▶ **Task prompt**:
Pictures do not belong in the copy, so please give every entry below again exactly.

* begin Records provided *

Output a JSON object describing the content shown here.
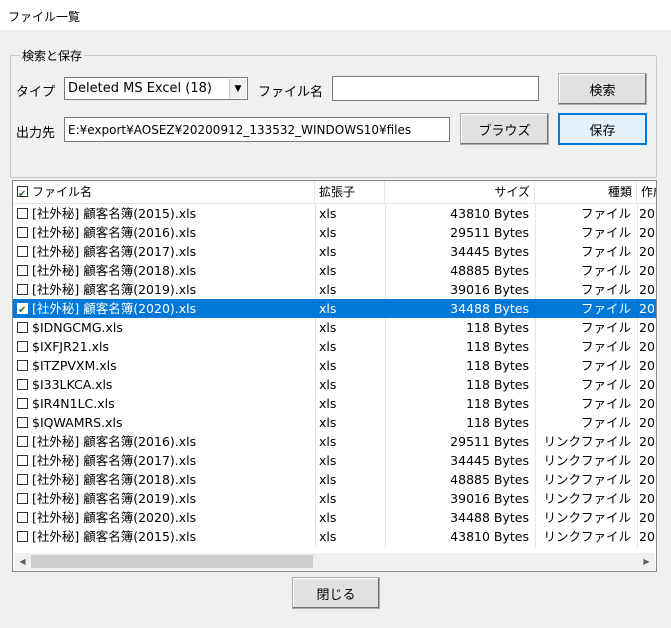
{
  "window": {
    "title": "ファイル一覧"
  },
  "group": {
    "label": "検索と保存"
  },
  "form": {
    "type_label": "タイプ",
    "type_value": "Deleted MS Excel (18)",
    "filename_label": "ファイル名",
    "filename_value": "",
    "output_label": "出力先",
    "output_value": "E:¥export¥AOSEZ¥20200912_133532_WINDOWS10¥files",
    "search_button": "検索",
    "browse_button": "ブラウズ",
    "save_button": "保存"
  },
  "table": {
    "headers": {
      "name": "ファイル名",
      "ext": "拡張子",
      "size": "サイズ",
      "type": "種類",
      "date": "作成"
    },
    "rows": [
      {
        "name": "[社外秘] 顧客名簿(2015).xls",
        "ext": "xls",
        "size": "43810 Bytes",
        "type": "ファイル",
        "date": "20",
        "checked": false,
        "selected": false
      },
      {
        "name": "[社外秘] 顧客名簿(2016).xls",
        "ext": "xls",
        "size": "29511 Bytes",
        "type": "ファイル",
        "date": "20",
        "checked": false,
        "selected": false
      },
      {
        "name": "[社外秘] 顧客名簿(2017).xls",
        "ext": "xls",
        "size": "34445 Bytes",
        "type": "ファイル",
        "date": "20",
        "checked": false,
        "selected": false
      },
      {
        "name": "[社外秘] 顧客名簿(2018).xls",
        "ext": "xls",
        "size": "48885 Bytes",
        "type": "ファイル",
        "date": "20",
        "checked": false,
        "selected": false
      },
      {
        "name": "[社外秘] 顧客名簿(2019).xls",
        "ext": "xls",
        "size": "39016 Bytes",
        "type": "ファイル",
        "date": "20",
        "checked": false,
        "selected": false
      },
      {
        "name": "[社外秘] 顧客名簿(2020).xls",
        "ext": "xls",
        "size": "34488 Bytes",
        "type": "ファイル",
        "date": "20",
        "checked": true,
        "selected": true
      },
      {
        "name": "$IDNGCMG.xls",
        "ext": "xls",
        "size": "118 Bytes",
        "type": "ファイル",
        "date": "20",
        "checked": false,
        "selected": false
      },
      {
        "name": "$IXFJR21.xls",
        "ext": "xls",
        "size": "118 Bytes",
        "type": "ファイル",
        "date": "20",
        "checked": false,
        "selected": false
      },
      {
        "name": "$ITZPVXM.xls",
        "ext": "xls",
        "size": "118 Bytes",
        "type": "ファイル",
        "date": "20",
        "checked": false,
        "selected": false
      },
      {
        "name": "$I33LKCA.xls",
        "ext": "xls",
        "size": "118 Bytes",
        "type": "ファイル",
        "date": "20",
        "checked": false,
        "selected": false
      },
      {
        "name": "$IR4N1LC.xls",
        "ext": "xls",
        "size": "118 Bytes",
        "type": "ファイル",
        "date": "20",
        "checked": false,
        "selected": false
      },
      {
        "name": "$IQWAMRS.xls",
        "ext": "xls",
        "size": "118 Bytes",
        "type": "ファイル",
        "date": "20",
        "checked": false,
        "selected": false
      },
      {
        "name": "[社外秘] 顧客名簿(2016).xls",
        "ext": "xls",
        "size": "29511 Bytes",
        "type": "リンクファイル",
        "date": "20",
        "checked": false,
        "selected": false
      },
      {
        "name": "[社外秘] 顧客名簿(2017).xls",
        "ext": "xls",
        "size": "34445 Bytes",
        "type": "リンクファイル",
        "date": "20",
        "checked": false,
        "selected": false
      },
      {
        "name": "[社外秘] 顧客名簿(2018).xls",
        "ext": "xls",
        "size": "48885 Bytes",
        "type": "リンクファイル",
        "date": "20",
        "checked": false,
        "selected": false
      },
      {
        "name": "[社外秘] 顧客名簿(2019).xls",
        "ext": "xls",
        "size": "39016 Bytes",
        "type": "リンクファイル",
        "date": "20",
        "checked": false,
        "selected": false
      },
      {
        "name": "[社外秘] 顧客名簿(2020).xls",
        "ext": "xls",
        "size": "34488 Bytes",
        "type": "リンクファイル",
        "date": "20",
        "checked": false,
        "selected": false
      },
      {
        "name": "[社外秘] 顧客名簿(2015).xls",
        "ext": "xls",
        "size": "43810 Bytes",
        "type": "リンクファイル",
        "date": "20",
        "checked": false,
        "selected": false
      }
    ]
  },
  "footer": {
    "close_button": "閉じる"
  },
  "icons": {
    "dropdown": "chevron-down-icon",
    "scroll_left": "arrow-left-icon",
    "scroll_right": "arrow-right-icon",
    "checkbox": "checkbox-icon"
  },
  "colors": {
    "selection": "#0078d7",
    "default_button_border": "#0078d7"
  }
}
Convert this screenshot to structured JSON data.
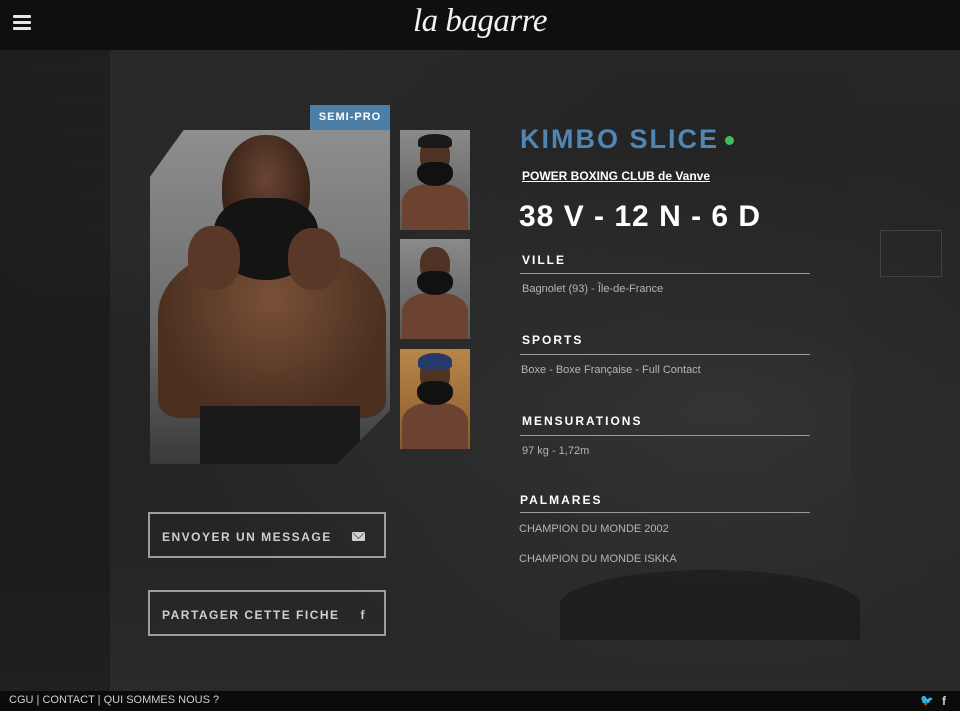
{
  "header": {
    "logo": "la bagarre"
  },
  "fighter": {
    "badge": "SEMI-PRO",
    "name": "KIMBO SLICE",
    "club": "POWER BOXING CLUB de Vanve",
    "record": "38 V - 12 N - 6 D",
    "online_color": "#3fbf57"
  },
  "sections": {
    "ville": {
      "title": "VILLE",
      "text": "Bagnolet (93) - Île-de-France"
    },
    "sports": {
      "title": "SPORTS",
      "text": "Boxe - Boxe Française - Full Contact"
    },
    "mensurations": {
      "title": "MENSURATIONS",
      "text": "97 kg - 1,72m"
    },
    "palmares": {
      "title": "PALMARES",
      "items": [
        "CHAMPION  DU MONDE 2002",
        "CHAMPION DU MONDE ISKKA"
      ]
    }
  },
  "actions": {
    "message": "ENVOYER UN MESSAGE",
    "share": "PARTAGER CETTE FICHE",
    "share_icon": "f"
  },
  "footer": {
    "cgu": "CGU",
    "contact": "CONTACT",
    "about": "QUI SOMMES NOUS ?",
    "sep": "|"
  },
  "social": {
    "twitter": "🐦",
    "facebook": "f"
  },
  "colors": {
    "accent": "#4f86b4",
    "badge": "#4c7ea6"
  }
}
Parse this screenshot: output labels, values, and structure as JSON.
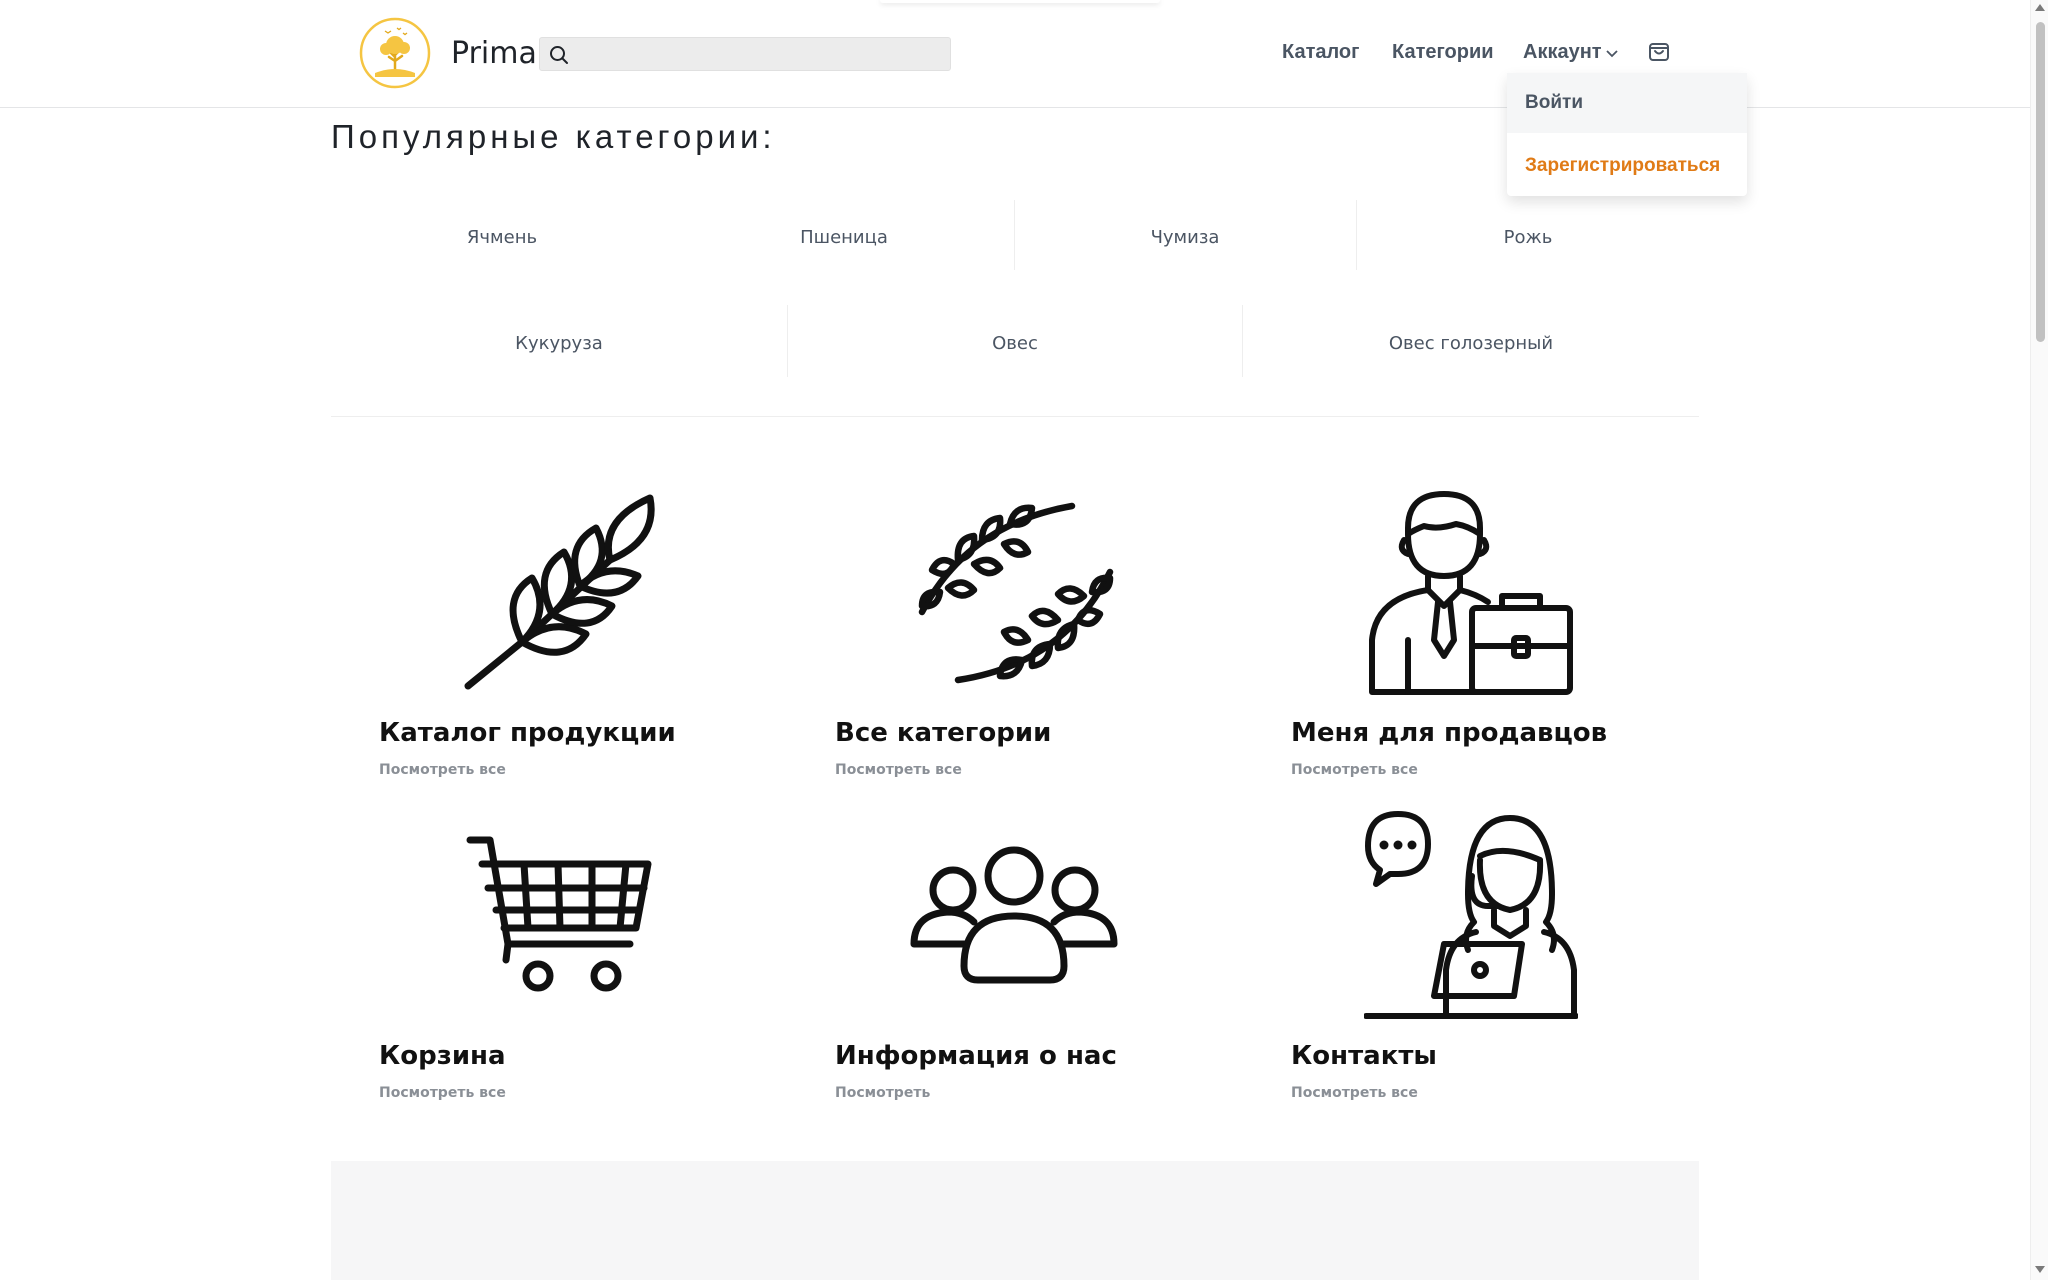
{
  "header": {
    "brand": "Prima",
    "search_placeholder": "",
    "nav": {
      "catalog": "Каталог",
      "categories": "Категории",
      "account": "Аккаунт"
    },
    "account_menu": {
      "login": "Войти",
      "register": "Зарегистрироваться"
    }
  },
  "colors": {
    "accent": "#e07b16",
    "logo": "#f5c542"
  },
  "popular": {
    "title": "Популярные категории:",
    "row1": [
      "Ячмень",
      "Пшеница",
      "Чумиза",
      "Рожь"
    ],
    "row2": [
      "Кукуруза",
      "Овес",
      "Овес голозерный"
    ]
  },
  "tiles": [
    {
      "icon": "wheat-icon",
      "title": "Каталог продукции",
      "link": "Посмотреть все"
    },
    {
      "icon": "laurel-icon",
      "title": "Все категории",
      "link": "Посмотреть все"
    },
    {
      "icon": "businessman-icon",
      "title": "Меня для продавцов",
      "link": "Посмотреть все"
    },
    {
      "icon": "shopping-cart-icon",
      "title": "Корзина",
      "link": "Посмотреть все"
    },
    {
      "icon": "group-icon",
      "title": "Информация о нас",
      "link": "Посмотреть"
    },
    {
      "icon": "support-agent-icon",
      "title": "Контакты",
      "link": "Посмотреть все"
    }
  ]
}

* end Records provided *

▶ **Result for this exercise**:
Output a JSON object describing the content shown here.
{
  "window": {
    "title": "ファイル一覧"
  },
  "group": {
    "label": "検索と保存"
  },
  "form": {
    "type_label": "タイプ",
    "type_value": "Deleted MS Excel (18)",
    "filename_label": "ファイル名",
    "filename_value": "",
    "output_label": "出力先",
    "output_value": "E:¥export¥AOSEZ¥20200912_133532_WINDOWS10¥files",
    "search_button": "検索",
    "browse_button": "ブラウズ",
    "save_button": "保存"
  },
  "table": {
    "headers": {
      "name": "ファイル名",
      "ext": "拡張子",
      "size": "サイズ",
      "type": "種類",
      "date": "作成"
    },
    "rows": [
      {
        "name": "[社外秘] 顧客名簿(2015).xls",
        "ext": "xls",
        "size": "43810 Bytes",
        "type": "ファイル",
        "date": "20",
        "checked": false,
        "selected": false
      },
      {
        "name": "[社外秘] 顧客名簿(2016).xls",
        "ext": "xls",
        "size": "29511 Bytes",
        "type": "ファイル",
        "date": "20",
        "checked": false,
        "selected": false
      },
      {
        "name": "[社外秘] 顧客名簿(2017).xls",
        "ext": "xls",
        "size": "34445 Bytes",
        "type": "ファイル",
        "date": "20",
        "checked": false,
        "selected": false
      },
      {
        "name": "[社外秘] 顧客名簿(2018).xls",
        "ext": "xls",
        "size": "48885 Bytes",
        "type": "ファイル",
        "date": "20",
        "checked": false,
        "selected": false
      },
      {
        "name": "[社外秘] 顧客名簿(2019).xls",
        "ext": "xls",
        "size": "39016 Bytes",
        "type": "ファイル",
        "date": "20",
        "checked": false,
        "selected": false
      },
      {
        "name": "[社外秘] 顧客名簿(2020).xls",
        "ext": "xls",
        "size": "34488 Bytes",
        "type": "ファイル",
        "date": "20",
        "checked": true,
        "selected": true
      },
      {
        "name": "$IDNGCMG.xls",
        "ext": "xls",
        "size": "118 Bytes",
        "type": "ファイル",
        "date": "20",
        "checked": false,
        "selected": false
      },
      {
        "name": "$IXFJR21.xls",
        "ext": "xls",
        "size": "118 Bytes",
        "type": "ファイル",
        "date": "20",
        "checked": false,
        "selected": false
      },
      {
        "name": "$ITZPVXM.xls",
        "ext": "xls",
        "size": "118 Bytes",
        "type": "ファイル",
        "date": "20",
        "checked": false,
        "selected": false
      },
      {
        "name": "$I33LKCA.xls",
        "ext": "xls",
        "size": "118 Bytes",
        "type": "ファイル",
        "date": "20",
        "checked": false,
        "selected": false
      },
      {
        "name": "$IR4N1LC.xls",
        "ext": "xls",
        "size": "118 Bytes",
        "type": "ファイル",
        "date": "20",
        "checked": false,
        "selected": false
      },
      {
        "name": "$IQWAMRS.xls",
        "ext": "xls",
        "size": "118 Bytes",
        "type": "ファイル",
        "date": "20",
        "checked": false,
        "selected": false
      },
      {
        "name": "[社外秘] 顧客名簿(2016).xls",
        "ext": "xls",
        "size": "29511 Bytes",
        "type": "リンクファイル",
        "date": "20",
        "checked": false,
        "selected": false
      },
      {
        "name": "[社外秘] 顧客名簿(2017).xls",
        "ext": "xls",
        "size": "34445 Bytes",
        "type": "リンクファイル",
        "date": "20",
        "checked": false,
        "selected": false
      },
      {
        "name": "[社外秘] 顧客名簿(2018).xls",
        "ext": "xls",
        "size": "48885 Bytes",
        "type": "リンクファイル",
        "date": "20",
        "checked": false,
        "selected": false
      },
      {
        "name": "[社外秘] 顧客名簿(2019).xls",
        "ext": "xls",
        "size": "39016 Bytes",
        "type": "リンクファイル",
        "date": "20",
        "checked": false,
        "selected": false
      },
      {
        "name": "[社外秘] 顧客名簿(2020).xls",
        "ext": "xls",
        "size": "34488 Bytes",
        "type": "リンクファイル",
        "date": "20",
        "checked": false,
        "selected": false
      },
      {
        "name": "[社外秘] 顧客名簿(2015).xls",
        "ext": "xls",
        "size": "43810 Bytes",
        "type": "リンクファイル",
        "date": "20",
        "checked": false,
        "selected": false
      }
    ]
  },
  "footer": {
    "close_button": "閉じる"
  },
  "icons": {
    "dropdown": "chevron-down-icon",
    "scroll_left": "arrow-left-icon",
    "scroll_right": "arrow-right-icon",
    "checkbox": "checkbox-icon"
  },
  "colors": {
    "selection": "#0078d7",
    "default_button_border": "#0078d7"
  }
}
Convert this screenshot to structured JSON data.
{
  "header": {
    "logo": "la bagarre"
  },
  "fighter": {
    "badge": "SEMI-PRO",
    "name": "KIMBO SLICE",
    "club": "POWER BOXING CLUB de Vanve",
    "record": "38 V - 12 N - 6 D",
    "online_color": "#3fbf57"
  },
  "sections": {
    "ville": {
      "title": "VILLE",
      "text": "Bagnolet (93) - Île-de-France"
    },
    "sports": {
      "title": "SPORTS",
      "text": "Boxe - Boxe Française - Full Contact"
    },
    "mensurations": {
      "title": "MENSURATIONS",
      "text": "97 kg - 1,72m"
    },
    "palmares": {
      "title": "PALMARES",
      "items": [
        "CHAMPION  DU MONDE 2002",
        "CHAMPION DU MONDE ISKKA"
      ]
    }
  },
  "actions": {
    "message": "ENVOYER UN MESSAGE",
    "share": "PARTAGER CETTE FICHE",
    "share_icon": "f"
  },
  "footer": {
    "cgu": "CGU",
    "contact": "CONTACT",
    "about": "QUI SOMMES NOUS ?",
    "sep": "|"
  },
  "social": {
    "twitter": "🐦",
    "facebook": "f"
  },
  "colors": {
    "accent": "#4f86b4",
    "badge": "#4c7ea6"
  }
}
Parse this screenshot: output labels, values, and structure as JSON.
{
  "header": {
    "brand": "Prima",
    "search_placeholder": "",
    "nav": {
      "catalog": "Каталог",
      "categories": "Категории",
      "account": "Аккаунт"
    },
    "account_menu": {
      "login": "Войти",
      "register": "Зарегистрироваться"
    }
  },
  "colors": {
    "accent": "#e07b16",
    "logo": "#f5c542"
  },
  "popular": {
    "title": "Популярные категории:",
    "row1": [
      "Ячмень",
      "Пшеница",
      "Чумиза",
      "Рожь"
    ],
    "row2": [
      "Кукуруза",
      "Овес",
      "Овес голозерный"
    ]
  },
  "tiles": [
    {
      "icon": "wheat-icon",
      "title": "Каталог продукции",
      "link": "Посмотреть все"
    },
    {
      "icon": "laurel-icon",
      "title": "Все категории",
      "link": "Посмотреть все"
    },
    {
      "icon": "businessman-icon",
      "title": "Меня для продавцов",
      "link": "Посмотреть все"
    },
    {
      "icon": "shopping-cart-icon",
      "title": "Корзина",
      "link": "Посмотреть все"
    },
    {
      "icon": "group-icon",
      "title": "Информация о нас",
      "link": "Посмотреть"
    },
    {
      "icon": "support-agent-icon",
      "title": "Контакты",
      "link": "Посмотреть все"
    }
  ]
}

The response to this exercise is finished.